TASK DIRECTIONS> Render the stretch from the line containing "Itemize the components" through the line containing "refinement-group: 2. Detail" as a Markdown table with the columns Index and Line, one numbered entry per line. Skip blank lines and leave the pictures out.

DATA EXCERPTS>

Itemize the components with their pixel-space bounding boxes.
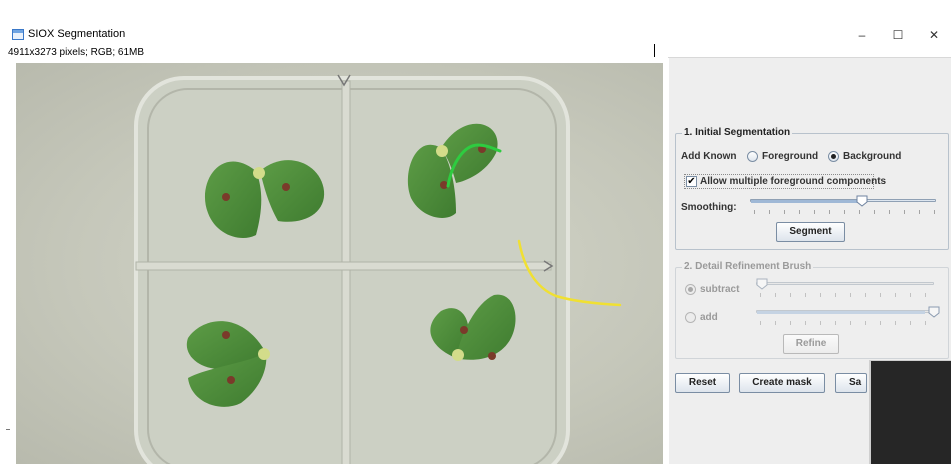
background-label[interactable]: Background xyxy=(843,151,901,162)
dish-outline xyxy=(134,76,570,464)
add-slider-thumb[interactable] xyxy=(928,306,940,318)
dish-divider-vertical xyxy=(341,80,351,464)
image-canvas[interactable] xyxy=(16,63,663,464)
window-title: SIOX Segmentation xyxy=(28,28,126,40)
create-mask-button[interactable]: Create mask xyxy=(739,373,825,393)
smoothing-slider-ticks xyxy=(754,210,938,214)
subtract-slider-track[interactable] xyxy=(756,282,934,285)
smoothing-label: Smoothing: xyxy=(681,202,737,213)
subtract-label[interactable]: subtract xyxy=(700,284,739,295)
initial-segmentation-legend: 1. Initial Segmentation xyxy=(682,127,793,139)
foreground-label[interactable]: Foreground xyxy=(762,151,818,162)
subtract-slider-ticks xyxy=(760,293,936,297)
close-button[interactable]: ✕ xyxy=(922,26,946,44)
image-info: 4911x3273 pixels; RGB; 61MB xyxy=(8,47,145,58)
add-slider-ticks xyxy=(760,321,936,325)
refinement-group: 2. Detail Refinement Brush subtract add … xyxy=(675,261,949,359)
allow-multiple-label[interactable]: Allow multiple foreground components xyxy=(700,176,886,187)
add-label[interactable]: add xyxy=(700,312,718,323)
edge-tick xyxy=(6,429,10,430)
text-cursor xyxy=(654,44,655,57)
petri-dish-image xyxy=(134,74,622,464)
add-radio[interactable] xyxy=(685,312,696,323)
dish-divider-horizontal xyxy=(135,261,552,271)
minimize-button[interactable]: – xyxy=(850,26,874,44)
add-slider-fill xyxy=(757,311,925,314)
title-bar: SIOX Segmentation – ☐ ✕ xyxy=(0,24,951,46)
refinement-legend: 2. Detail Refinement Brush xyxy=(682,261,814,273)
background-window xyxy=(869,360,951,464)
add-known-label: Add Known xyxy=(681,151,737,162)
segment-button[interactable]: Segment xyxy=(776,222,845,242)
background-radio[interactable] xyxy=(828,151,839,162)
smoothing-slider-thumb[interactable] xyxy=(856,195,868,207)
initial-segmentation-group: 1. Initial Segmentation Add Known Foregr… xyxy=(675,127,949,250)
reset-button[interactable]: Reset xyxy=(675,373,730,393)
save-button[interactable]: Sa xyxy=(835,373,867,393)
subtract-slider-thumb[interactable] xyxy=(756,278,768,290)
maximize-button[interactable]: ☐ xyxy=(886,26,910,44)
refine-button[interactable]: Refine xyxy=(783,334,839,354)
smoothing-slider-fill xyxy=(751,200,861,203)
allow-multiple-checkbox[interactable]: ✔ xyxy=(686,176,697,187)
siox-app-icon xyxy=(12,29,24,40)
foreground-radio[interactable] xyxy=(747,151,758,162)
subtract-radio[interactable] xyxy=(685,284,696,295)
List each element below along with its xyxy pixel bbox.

==

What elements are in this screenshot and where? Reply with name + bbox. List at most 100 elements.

TASK RESPONSE>
| Index | Line |
|---|---|
| 1 | Itemize the components with their pixel-space bounding boxes. |
| 2 | background-label[interactable]: Background xyxy=(843,151,901,162) |
| 3 | dish-outline xyxy=(134,76,570,464) |
| 4 | add-slider-thumb[interactable] xyxy=(928,306,940,318) |
| 5 | dish-divider-vertical xyxy=(341,80,351,464) |
| 6 | image-canvas[interactable] xyxy=(16,63,663,464) |
| 7 | window-title: SIOX Segmentation xyxy=(28,28,126,40) |
| 8 | create-mask-button[interactable]: Create mask xyxy=(739,373,825,393) |
| 9 | smoothing-slider-ticks xyxy=(754,210,938,214) |
| 10 | subtract-slider-track[interactable] xyxy=(756,282,934,285) |
| 11 | smoothing-label: Smoothing: xyxy=(681,202,737,213) |
| 12 | subtract-label[interactable]: subtract xyxy=(700,284,739,295) |
| 13 | initial-segmentation-legend: 1. Initial Segmentation xyxy=(682,127,793,139) |
| 14 | foreground-label[interactable]: Foreground xyxy=(762,151,818,162) |
| 15 | subtract-slider-ticks xyxy=(760,293,936,297) |
| 16 | close-button[interactable]: ✕ xyxy=(922,26,946,44) |
| 17 | image-info: 4911x3273 pixels; RGB; 61MB xyxy=(8,47,145,58) |
| 18 | add-slider-ticks xyxy=(760,321,936,325) |
| 19 | refinement-group: 2. Detail Refinement Brush subtract add … xyxy=(675,261,949,359) |